== MATERIAL PROVIDED ==

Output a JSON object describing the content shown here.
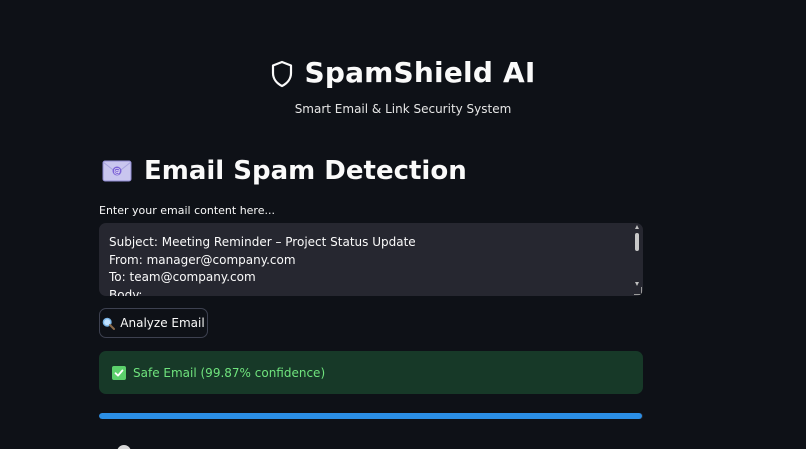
{
  "header": {
    "title": "SpamShield AI",
    "subtitle": "Smart Email & Link Security System",
    "icon": "shield-icon"
  },
  "section": {
    "title": "Email Spam Detection",
    "icon": "envelope-icon"
  },
  "email_input": {
    "label": "Enter your email content here...",
    "lines": [
      "Subject: Meeting Reminder – Project Status Update",
      "From: manager@company.com",
      "To: team@company.com",
      "Body:"
    ]
  },
  "analyze_button": {
    "label": "Analyze Email",
    "icon": "magnifier-icon"
  },
  "result": {
    "text": "Safe Email (99.87% confidence)",
    "icon": "check-icon",
    "color": "#6fe37d"
  },
  "progress": {
    "value": 0.9987,
    "color": "#2b8fe6"
  },
  "colors": {
    "background": "#0e1117",
    "input_background": "#262730",
    "success_background": "#173928"
  }
}
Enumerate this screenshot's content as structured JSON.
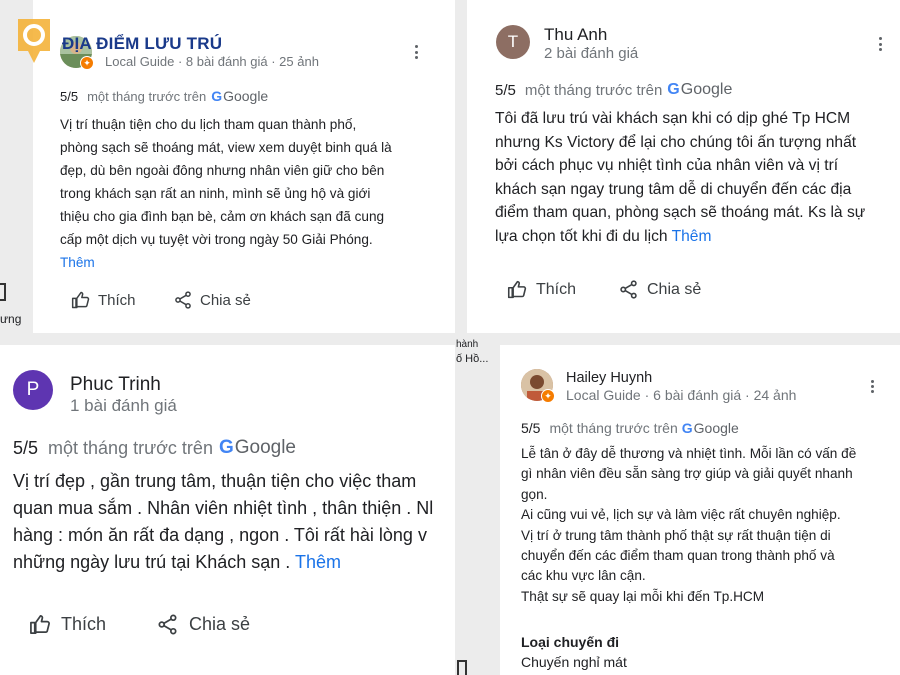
{
  "accent_more": "#1a73e8",
  "logo": {
    "text": "ĐỊA ĐIỂM LƯU TRÚ",
    "icon": "map-pin-logo"
  },
  "review1": {
    "reviewer": "",
    "meta": "Local Guide · 8 bài đánh giá · 25 ảnh",
    "score": "5/5",
    "when": "một tháng trước trên",
    "source_letter": "G",
    "source_word": "Google",
    "lines": [
      "Vị trí thuận tiện cho du lịch tham quan thành phố,",
      "phòng sạch sẽ thoáng mát, view xem duyệt binh quá là",
      "đẹp, dù bên ngoài đông nhưng nhân viên giữ cho bên",
      "trong khách sạn rất an ninh, mình sẽ ủng hộ và giới",
      "thiệu cho gia đình bạn bè, cảm ơn khách sạn đã cung",
      "cấp một dịch vụ tuyệt vời trong ngày 50 Giải Phóng."
    ],
    "more": "Thêm",
    "like": "Thích",
    "share": "Chia sẻ"
  },
  "review2": {
    "avatar_letter": "T",
    "avatar_color": "#8d6e63",
    "reviewer": "Thu Anh",
    "meta": "2 bài đánh giá",
    "score": "5/5",
    "when": "một tháng trước trên",
    "source_letter": "G",
    "source_word": "Google",
    "lines": [
      "Tôi đã lưu trú vài khách sạn khi có dịp ghé Tp HCM",
      "nhưng Ks Victory để lại cho chúng tôi ấn tượng nhất",
      "bởi cách phục vụ nhiệt tình của nhân viên và vị trí",
      "khách sạn ngay trung tâm dễ di chuyển đến các địa",
      "điểm tham quan, phòng sạch sẽ thoáng mát. Ks là sự"
    ],
    "last_line": "lựa chọn tốt khi đi du lịch",
    "more": "Thêm",
    "like": "Thích",
    "share": "Chia sẻ"
  },
  "review3": {
    "avatar_letter": "P",
    "avatar_color": "#5e35b1",
    "reviewer": "Phuc Trinh",
    "meta": "1 bài đánh giá",
    "score": "5/5",
    "when": "một tháng trước trên",
    "source_letter": "G",
    "source_word": "Google",
    "lines": [
      "Vị trí đẹp , gần trung tâm, thuận tiện cho việc tham",
      "quan mua sắm . Nhân viên nhiệt tình , thân thiện . Nl",
      "hàng : món ăn  rất đa dạng , ngon . Tôi rất hài lòng v"
    ],
    "last_line": "những ngày lưu trú tại Khách sạn .",
    "more": "Thêm",
    "like": "Thích",
    "share": "Chia sẻ"
  },
  "review4": {
    "reviewer": "Hailey Huynh",
    "meta": "Local Guide · 6 bài đánh giá · 24 ảnh",
    "score": "5/5",
    "when": "một tháng trước trên",
    "source_letter": "G",
    "source_word": "Google",
    "lines": [
      "Lễ tân ở đây dễ thương và nhiệt tình. Mỗi lần có vấn đề",
      "gì nhân viên đều sẵn sàng trợ giúp và giải quyết nhanh",
      "gọn.",
      "Ai cũng vui vẻ, lịch sự và làm việc rất chuyên nghiệp.",
      "Vị trí ở trung tâm thành phố thật sự rất thuận tiện di",
      "chuyển đến các điểm tham quan trong thành phố và",
      "các khu vực lân cận.",
      "Thật sự sẽ quay lại mỗi khi đến Tp.HCM"
    ],
    "trip_label": "Loại chuyến đi",
    "trip_value": "Chuyến nghỉ mát"
  },
  "fragments": {
    "left_edge": "ưng",
    "mid_top": "hành",
    "mid_bottom": "ố Hồ..."
  }
}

===

YOUR GOAL
Transcribe each line above verbatim, with the pictures left out.

RESPONSE TO THIS EXERCISE
Output a JSON object describing the content shown here.
{
  "header": {
    "title": "SpamShield AI",
    "subtitle": "Smart Email & Link Security System",
    "icon": "shield-icon"
  },
  "section": {
    "title": "Email Spam Detection",
    "icon": "envelope-icon"
  },
  "email_input": {
    "label": "Enter your email content here...",
    "lines": [
      "Subject: Meeting Reminder – Project Status Update",
      "From: manager@company.com",
      "To: team@company.com",
      "Body:"
    ]
  },
  "analyze_button": {
    "label": "Analyze Email",
    "icon": "magnifier-icon"
  },
  "result": {
    "text": "Safe Email (99.87% confidence)",
    "icon": "check-icon",
    "color": "#6fe37d"
  },
  "progress": {
    "value": 0.9987,
    "color": "#2b8fe6"
  },
  "colors": {
    "background": "#0e1117",
    "input_background": "#262730",
    "success_background": "#173928"
  }
}
Enumerate this screenshot's content as structured JSON.
{
  "accent_more": "#1a73e8",
  "logo": {
    "text": "ĐỊA ĐIỂM LƯU TRÚ",
    "icon": "map-pin-logo"
  },
  "review1": {
    "reviewer": "",
    "meta": "Local Guide · 8 bài đánh giá · 25 ảnh",
    "score": "5/5",
    "when": "một tháng trước trên",
    "source_letter": "G",
    "source_word": "Google",
    "lines": [
      "Vị trí thuận tiện cho du lịch tham quan thành phố,",
      "phòng sạch sẽ thoáng mát, view xem duyệt binh quá là",
      "đẹp, dù bên ngoài đông nhưng nhân viên giữ cho bên",
      "trong khách sạn rất an ninh, mình sẽ ủng hộ và giới",
      "thiệu cho gia đình bạn bè, cảm ơn khách sạn đã cung",
      "cấp một dịch vụ tuyệt vời trong ngày 50 Giải Phóng."
    ],
    "more": "Thêm",
    "like": "Thích",
    "share": "Chia sẻ"
  },
  "review2": {
    "avatar_letter": "T",
    "avatar_color": "#8d6e63",
    "reviewer": "Thu Anh",
    "meta": "2 bài đánh giá",
    "score": "5/5",
    "when": "một tháng trước trên",
    "source_letter": "G",
    "source_word": "Google",
    "lines": [
      "Tôi đã lưu trú vài khách sạn khi có dịp ghé Tp HCM",
      "nhưng Ks Victory để lại cho chúng tôi ấn tượng nhất",
      "bởi cách phục vụ nhiệt tình của nhân viên và vị trí",
      "khách sạn ngay trung tâm dễ di chuyển đến các địa",
      "điểm tham quan, phòng sạch sẽ thoáng mát. Ks là sự"
    ],
    "last_line": "lựa chọn tốt khi đi du lịch",
    "more": "Thêm",
    "like": "Thích",
    "share": "Chia sẻ"
  },
  "review3": {
    "avatar_letter": "P",
    "avatar_color": "#5e35b1",
    "reviewer": "Phuc Trinh",
    "meta": "1 bài đánh giá",
    "score": "5/5",
    "when": "một tháng trước trên",
    "source_letter": "G",
    "source_word": "Google",
    "lines": [
      "Vị trí đẹp , gần trung tâm, thuận tiện cho việc tham",
      "quan mua sắm . Nhân viên nhiệt tình , thân thiện . Nl",
      "hàng : món ăn  rất đa dạng , ngon . Tôi rất hài lòng v"
    ],
    "last_line": "những ngày lưu trú tại Khách sạn .",
    "more": "Thêm",
    "like": "Thích",
    "share": "Chia sẻ"
  },
  "review4": {
    "reviewer": "Hailey Huynh",
    "meta": "Local Guide · 6 bài đánh giá · 24 ảnh",
    "score": "5/5",
    "when": "một tháng trước trên",
    "source_letter": "G",
    "source_word": "Google",
    "lines": [
      "Lễ tân ở đây dễ thương và nhiệt tình. Mỗi lần có vấn đề",
      "gì nhân viên đều sẵn sàng trợ giúp và giải quyết nhanh",
      "gọn.",
      "Ai cũng vui vẻ, lịch sự và làm việc rất chuyên nghiệp.",
      "Vị trí ở trung tâm thành phố thật sự rất thuận tiện di",
      "chuyển đến các điểm tham quan trong thành phố và",
      "các khu vực lân cận.",
      "Thật sự sẽ quay lại mỗi khi đến Tp.HCM"
    ],
    "trip_label": "Loại chuyến đi",
    "trip_value": "Chuyến nghỉ mát"
  },
  "fragments": {
    "left_edge": "ưng",
    "mid_top": "hành",
    "mid_bottom": "ố Hồ..."
  }
}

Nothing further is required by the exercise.